- _The problem_:
Make an exact copy of the lines, leaving the pictures out.

- _Information provided_:

______________________________

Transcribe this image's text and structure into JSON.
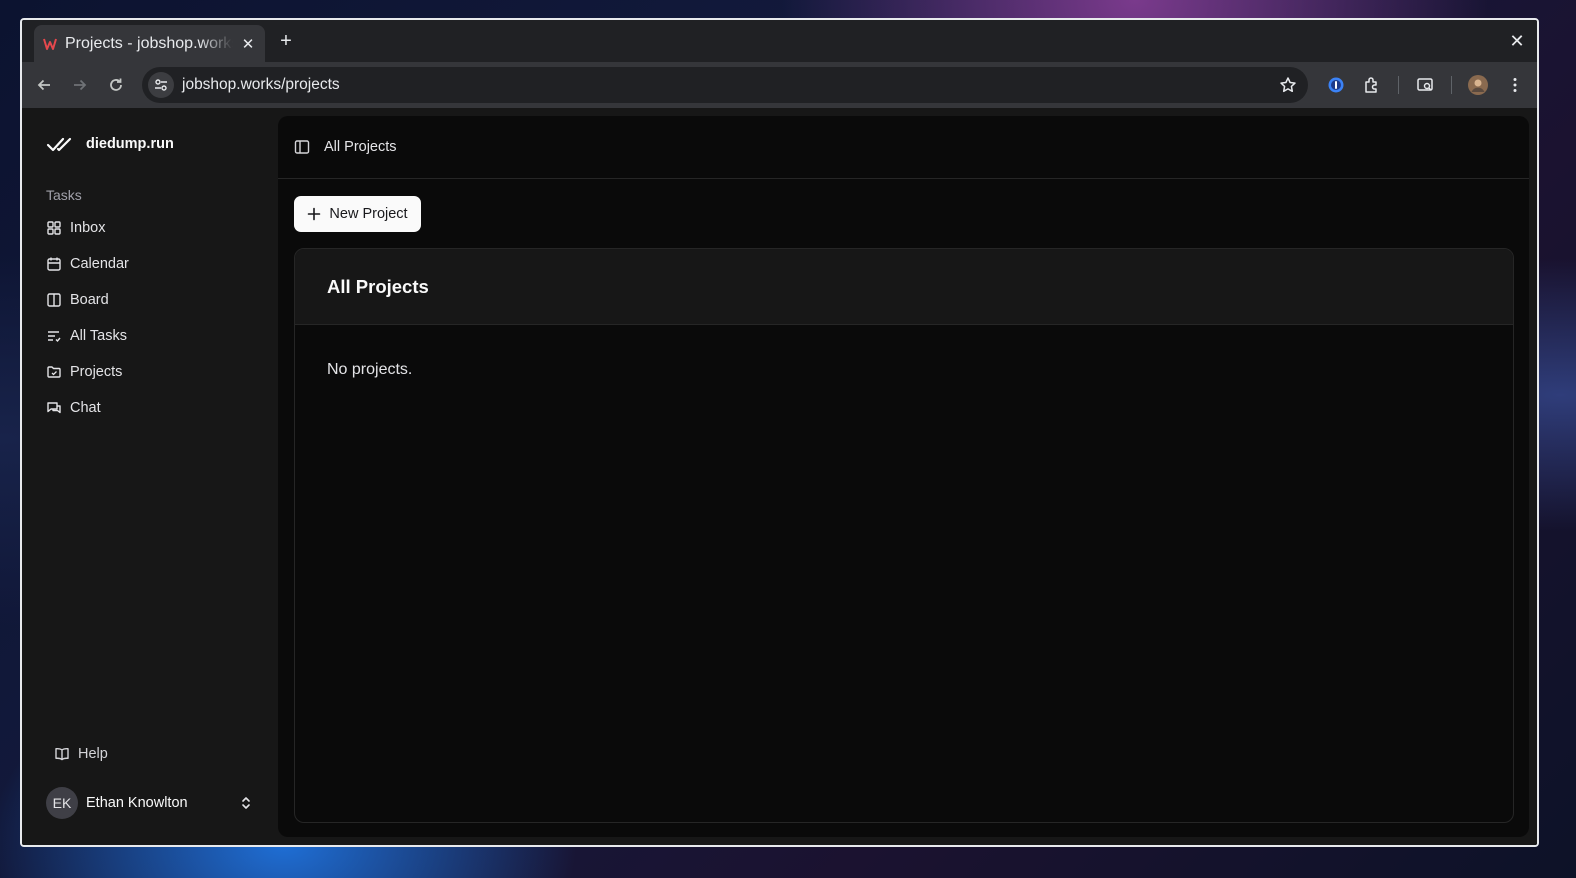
{
  "browser": {
    "tab_title": "Projects - jobshop.works",
    "url": "jobshop.works/projects"
  },
  "sidebar": {
    "brand": "diedump.run",
    "section_label": "Tasks",
    "items": [
      {
        "label": "Inbox",
        "icon": "grid-icon"
      },
      {
        "label": "Calendar",
        "icon": "calendar-icon"
      },
      {
        "label": "Board",
        "icon": "columns-icon"
      },
      {
        "label": "All Tasks",
        "icon": "list-check-icon"
      },
      {
        "label": "Projects",
        "icon": "folder-icon"
      },
      {
        "label": "Chat",
        "icon": "chat-icon"
      }
    ],
    "help_label": "Help",
    "user": {
      "initials": "EK",
      "name": "Ethan Knowlton"
    }
  },
  "main": {
    "breadcrumb": "All Projects",
    "new_project_label": "New Project",
    "card_title": "All Projects",
    "empty_text": "No projects."
  },
  "colors": {
    "app_background": "#171717",
    "main_background": "#0a0a0a",
    "primary_button": "#fafafa",
    "favicon": "#e5484d"
  }
}
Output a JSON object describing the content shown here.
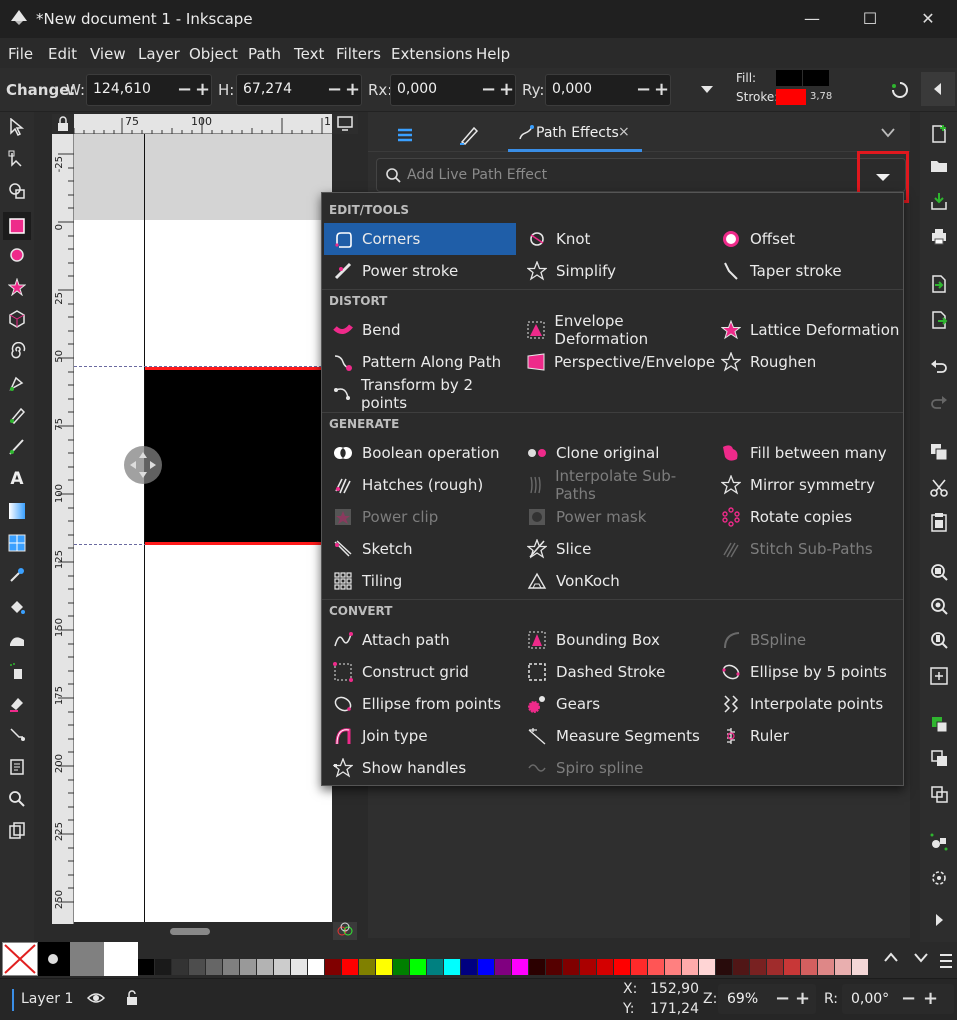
{
  "window": {
    "title": "*New document 1 - Inkscape",
    "minimize_icon": "minimize-icon",
    "maximize_icon": "maximize-icon",
    "close_icon": "close-icon"
  },
  "menu": [
    "File",
    "Edit",
    "View",
    "Layer",
    "Object",
    "Path",
    "Text",
    "Filters",
    "Extensions",
    "Help"
  ],
  "toolbar": {
    "change_label": "Change:",
    "w_label": "W:",
    "w_value": "124,610",
    "h_label": "H:",
    "h_value": "67,274",
    "rx_label": "Rx:",
    "rx_value": "0,000",
    "ry_label": "Ry:",
    "ry_value": "0,000",
    "minus": "−",
    "plus": "+",
    "fill_label": "Fill:",
    "stroke_label": "Stroke:",
    "stroke_width": "3,78",
    "fill_color": "#000000",
    "stroke_color": "#ff0000"
  },
  "ruler": {
    "top_ticks": [
      "75",
      "100",
      "1"
    ],
    "left_ticks": [
      "-25",
      "0",
      "25",
      "50",
      "75",
      "100",
      "125",
      "150",
      "175",
      "200",
      "225",
      "250"
    ]
  },
  "dock": {
    "tab_layers_icon": "layers-icon",
    "tab_fillstroke_icon": "fill-stroke-icon",
    "tab_active_label": "Path Effects",
    "tab_close": "×",
    "search_placeholder": "Add Live Path Effect"
  },
  "lpe": {
    "sections": [
      {
        "title": "EDIT/TOOLS",
        "items": [
          {
            "label": "Corners",
            "enabled": true,
            "selected": true,
            "icon": "corners-icon"
          },
          {
            "label": "Knot",
            "enabled": true,
            "icon": "knot-icon"
          },
          {
            "label": "Offset",
            "enabled": true,
            "icon": "offset-icon"
          },
          {
            "label": "Power stroke",
            "enabled": true,
            "icon": "power-stroke-icon"
          },
          {
            "label": "Simplify",
            "enabled": true,
            "icon": "simplify-icon"
          },
          {
            "label": "Taper stroke",
            "enabled": true,
            "icon": "taper-stroke-icon"
          }
        ]
      },
      {
        "title": "DISTORT",
        "items": [
          {
            "label": "Bend",
            "enabled": true,
            "icon": "bend-icon"
          },
          {
            "label": "Envelope Deformation",
            "enabled": true,
            "icon": "envelope-icon"
          },
          {
            "label": "Lattice Deformation",
            "enabled": true,
            "icon": "lattice-icon"
          },
          {
            "label": "Pattern Along Path",
            "enabled": true,
            "icon": "pattern-path-icon"
          },
          {
            "label": "Perspective/Envelope",
            "enabled": true,
            "icon": "perspective-icon"
          },
          {
            "label": "Roughen",
            "enabled": true,
            "icon": "roughen-icon"
          },
          {
            "label": "Transform by 2 points",
            "enabled": true,
            "icon": "transform-2pts-icon"
          }
        ]
      },
      {
        "title": "GENERATE",
        "items": [
          {
            "label": "Boolean operation",
            "enabled": true,
            "icon": "boolean-icon"
          },
          {
            "label": "Clone original",
            "enabled": true,
            "icon": "clone-original-icon"
          },
          {
            "label": "Fill between many",
            "enabled": true,
            "icon": "fill-between-icon"
          },
          {
            "label": "Hatches (rough)",
            "enabled": true,
            "icon": "hatches-icon"
          },
          {
            "label": "Interpolate Sub-Paths",
            "enabled": false,
            "icon": "interpolate-subpaths-icon"
          },
          {
            "label": "Mirror symmetry",
            "enabled": true,
            "icon": "mirror-icon"
          },
          {
            "label": "Power clip",
            "enabled": false,
            "icon": "power-clip-icon"
          },
          {
            "label": "Power mask",
            "enabled": false,
            "icon": "power-mask-icon"
          },
          {
            "label": "Rotate copies",
            "enabled": true,
            "icon": "rotate-copies-icon"
          },
          {
            "label": "Sketch",
            "enabled": true,
            "icon": "sketch-icon"
          },
          {
            "label": "Slice",
            "enabled": true,
            "icon": "slice-icon"
          },
          {
            "label": "Stitch Sub-Paths",
            "enabled": false,
            "icon": "stitch-icon"
          },
          {
            "label": "Tiling",
            "enabled": true,
            "icon": "tiling-icon"
          },
          {
            "label": "VonKoch",
            "enabled": true,
            "icon": "vonkoch-icon"
          }
        ]
      },
      {
        "title": "CONVERT",
        "items": [
          {
            "label": "Attach path",
            "enabled": true,
            "icon": "attach-path-icon"
          },
          {
            "label": "Bounding Box",
            "enabled": true,
            "icon": "bounding-box-icon"
          },
          {
            "label": "BSpline",
            "enabled": false,
            "icon": "bspline-icon"
          },
          {
            "label": "Construct grid",
            "enabled": true,
            "icon": "construct-grid-icon"
          },
          {
            "label": "Dashed Stroke",
            "enabled": true,
            "icon": "dashed-stroke-icon"
          },
          {
            "label": "Ellipse by 5 points",
            "enabled": true,
            "icon": "ellipse-5-icon"
          },
          {
            "label": "Ellipse from points",
            "enabled": true,
            "icon": "ellipse-points-icon"
          },
          {
            "label": "Gears",
            "enabled": true,
            "icon": "gears-icon"
          },
          {
            "label": "Interpolate points",
            "enabled": true,
            "icon": "interpolate-points-icon"
          },
          {
            "label": "Join type",
            "enabled": true,
            "icon": "join-type-icon"
          },
          {
            "label": "Measure Segments",
            "enabled": true,
            "icon": "measure-icon"
          },
          {
            "label": "Ruler",
            "enabled": true,
            "icon": "ruler-icon"
          },
          {
            "label": "Show handles",
            "enabled": true,
            "icon": "show-handles-icon"
          },
          {
            "label": "Spiro spline",
            "enabled": false,
            "icon": "spiro-icon"
          }
        ]
      }
    ]
  },
  "palette": {
    "swatches": [
      "#000000",
      "#1a1a1a",
      "#333333",
      "#4d4d4d",
      "#666666",
      "#808080",
      "#999999",
      "#b3b3b3",
      "#cccccc",
      "#e6e6e6",
      "#ffffff",
      "#800000",
      "#ff0000",
      "#808000",
      "#ffff00",
      "#008000",
      "#00ff00",
      "#008080",
      "#00ffff",
      "#000080",
      "#0000ff",
      "#800080",
      "#ff00ff",
      "#2b0000",
      "#550000",
      "#800000",
      "#aa0000",
      "#d40000",
      "#ff0000",
      "#ff2a2a",
      "#ff5555",
      "#ff8080",
      "#ffaaaa",
      "#ffd5d5",
      "#280b0b",
      "#501616",
      "#782121",
      "#a02c2c",
      "#c83737",
      "#d35f5f",
      "#de8787",
      "#e9afaf",
      "#f4d7d7"
    ]
  },
  "status": {
    "layer_label": "Layer 1",
    "x_label": "X:",
    "x_value": "152,90",
    "y_label": "Y:",
    "y_value": "171,24",
    "z_label": "Z:",
    "zoom_value": "69%",
    "r_label": "R:",
    "rotation_value": "0,00°"
  }
}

______________________________

- _Complete output_:
Transcribe this image's text and structure into JSON.
{
  "browser": {
    "tab_title": "Projects - jobshop.works",
    "url": "jobshop.works/projects"
  },
  "sidebar": {
    "brand": "diedump.run",
    "section_label": "Tasks",
    "items": [
      {
        "label": "Inbox",
        "icon": "grid-icon"
      },
      {
        "label": "Calendar",
        "icon": "calendar-icon"
      },
      {
        "label": "Board",
        "icon": "columns-icon"
      },
      {
        "label": "All Tasks",
        "icon": "list-check-icon"
      },
      {
        "label": "Projects",
        "icon": "folder-icon"
      },
      {
        "label": "Chat",
        "icon": "chat-icon"
      }
    ],
    "help_label": "Help",
    "user": {
      "initials": "EK",
      "name": "Ethan Knowlton"
    }
  },
  "main": {
    "breadcrumb": "All Projects",
    "new_project_label": "New Project",
    "card_title": "All Projects",
    "empty_text": "No projects."
  },
  "colors": {
    "app_background": "#171717",
    "main_background": "#0a0a0a",
    "primary_button": "#fafafa",
    "favicon": "#e5484d"
  }
}
Output a JSON object describing the content shown here.
{
  "window": {
    "title": "*New document 1 - Inkscape",
    "minimize_icon": "minimize-icon",
    "maximize_icon": "maximize-icon",
    "close_icon": "close-icon"
  },
  "menu": [
    "File",
    "Edit",
    "View",
    "Layer",
    "Object",
    "Path",
    "Text",
    "Filters",
    "Extensions",
    "Help"
  ],
  "toolbar": {
    "change_label": "Change:",
    "w_label": "W:",
    "w_value": "124,610",
    "h_label": "H:",
    "h_value": "67,274",
    "rx_label": "Rx:",
    "rx_value": "0,000",
    "ry_label": "Ry:",
    "ry_value": "0,000",
    "minus": "−",
    "plus": "+",
    "fill_label": "Fill:",
    "stroke_label": "Stroke:",
    "stroke_width": "3,78",
    "fill_color": "#000000",
    "stroke_color": "#ff0000"
  },
  "ruler": {
    "top_ticks": [
      "75",
      "100",
      "1"
    ],
    "left_ticks": [
      "-25",
      "0",
      "25",
      "50",
      "75",
      "100",
      "125",
      "150",
      "175",
      "200",
      "225",
      "250"
    ]
  },
  "dock": {
    "tab_layers_icon": "layers-icon",
    "tab_fillstroke_icon": "fill-stroke-icon",
    "tab_active_label": "Path Effects",
    "tab_close": "×",
    "search_placeholder": "Add Live Path Effect"
  },
  "lpe": {
    "sections": [
      {
        "title": "EDIT/TOOLS",
        "items": [
          {
            "label": "Corners",
            "enabled": true,
            "selected": true,
            "icon": "corners-icon"
          },
          {
            "label": "Knot",
            "enabled": true,
            "icon": "knot-icon"
          },
          {
            "label": "Offset",
            "enabled": true,
            "icon": "offset-icon"
          },
          {
            "label": "Power stroke",
            "enabled": true,
            "icon": "power-stroke-icon"
          },
          {
            "label": "Simplify",
            "enabled": true,
            "icon": "simplify-icon"
          },
          {
            "label": "Taper stroke",
            "enabled": true,
            "icon": "taper-stroke-icon"
          }
        ]
      },
      {
        "title": "DISTORT",
        "items": [
          {
            "label": "Bend",
            "enabled": true,
            "icon": "bend-icon"
          },
          {
            "label": "Envelope Deformation",
            "enabled": true,
            "icon": "envelope-icon"
          },
          {
            "label": "Lattice Deformation",
            "enabled": true,
            "icon": "lattice-icon"
          },
          {
            "label": "Pattern Along Path",
            "enabled": true,
            "icon": "pattern-path-icon"
          },
          {
            "label": "Perspective/Envelope",
            "enabled": true,
            "icon": "perspective-icon"
          },
          {
            "label": "Roughen",
            "enabled": true,
            "icon": "roughen-icon"
          },
          {
            "label": "Transform by 2 points",
            "enabled": true,
            "icon": "transform-2pts-icon"
          }
        ]
      },
      {
        "title": "GENERATE",
        "items": [
          {
            "label": "Boolean operation",
            "enabled": true,
            "icon": "boolean-icon"
          },
          {
            "label": "Clone original",
            "enabled": true,
            "icon": "clone-original-icon"
          },
          {
            "label": "Fill between many",
            "enabled": true,
            "icon": "fill-between-icon"
          },
          {
            "label": "Hatches (rough)",
            "enabled": true,
            "icon": "hatches-icon"
          },
          {
            "label": "Interpolate Sub-Paths",
            "enabled": false,
            "icon": "interpolate-subpaths-icon"
          },
          {
            "label": "Mirror symmetry",
            "enabled": true,
            "icon": "mirror-icon"
          },
          {
            "label": "Power clip",
            "enabled": false,
            "icon": "power-clip-icon"
          },
          {
            "label": "Power mask",
            "enabled": false,
            "icon": "power-mask-icon"
          },
          {
            "label": "Rotate copies",
            "enabled": true,
            "icon": "rotate-copies-icon"
          },
          {
            "label": "Sketch",
            "enabled": true,
            "icon": "sketch-icon"
          },
          {
            "label": "Slice",
            "enabled": true,
            "icon": "slice-icon"
          },
          {
            "label": "Stitch Sub-Paths",
            "enabled": false,
            "icon": "stitch-icon"
          },
          {
            "label": "Tiling",
            "enabled": true,
            "icon": "tiling-icon"
          },
          {
            "label": "VonKoch",
            "enabled": true,
            "icon": "vonkoch-icon"
          }
        ]
      },
      {
        "title": "CONVERT",
        "items": [
          {
            "label": "Attach path",
            "enabled": true,
            "icon": "attach-path-icon"
          },
          {
            "label": "Bounding Box",
            "enabled": true,
            "icon": "bounding-box-icon"
          },
          {
            "label": "BSpline",
            "enabled": false,
            "icon": "bspline-icon"
          },
          {
            "label": "Construct grid",
            "enabled": true,
            "icon": "construct-grid-icon"
          },
          {
            "label": "Dashed Stroke",
            "enabled": true,
            "icon": "dashed-stroke-icon"
          },
          {
            "label": "Ellipse by 5 points",
            "enabled": true,
            "icon": "ellipse-5-icon"
          },
          {
            "label": "Ellipse from points",
            "enabled": true,
            "icon": "ellipse-points-icon"
          },
          {
            "label": "Gears",
            "enabled": true,
            "icon": "gears-icon"
          },
          {
            "label": "Interpolate points",
            "enabled": true,
            "icon": "interpolate-points-icon"
          },
          {
            "label": "Join type",
            "enabled": true,
            "icon": "join-type-icon"
          },
          {
            "label": "Measure Segments",
            "enabled": true,
            "icon": "measure-icon"
          },
          {
            "label": "Ruler",
            "enabled": true,
            "icon": "ruler-icon"
          },
          {
            "label": "Show handles",
            "enabled": true,
            "icon": "show-handles-icon"
          },
          {
            "label": "Spiro spline",
            "enabled": false,
            "icon": "spiro-icon"
          }
        ]
      }
    ]
  },
  "palette": {
    "swatches": [
      "#000000",
      "#1a1a1a",
      "#333333",
      "#4d4d4d",
      "#666666",
      "#808080",
      "#999999",
      "#b3b3b3",
      "#cccccc",
      "#e6e6e6",
      "#ffffff",
      "#800000",
      "#ff0000",
      "#808000",
      "#ffff00",
      "#008000",
      "#00ff00",
      "#008080",
      "#00ffff",
      "#000080",
      "#0000ff",
      "#800080",
      "#ff00ff",
      "#2b0000",
      "#550000",
      "#800000",
      "#aa0000",
      "#d40000",
      "#ff0000",
      "#ff2a2a",
      "#ff5555",
      "#ff8080",
      "#ffaaaa",
      "#ffd5d5",
      "#280b0b",
      "#501616",
      "#782121",
      "#a02c2c",
      "#c83737",
      "#d35f5f",
      "#de8787",
      "#e9afaf",
      "#f4d7d7"
    ]
  },
  "status": {
    "layer_label": "Layer 1",
    "x_label": "X:",
    "x_value": "152,90",
    "y_label": "Y:",
    "y_value": "171,24",
    "z_label": "Z:",
    "zoom_value": "69%",
    "r_label": "R:",
    "rotation_value": "0,00°"
  }
}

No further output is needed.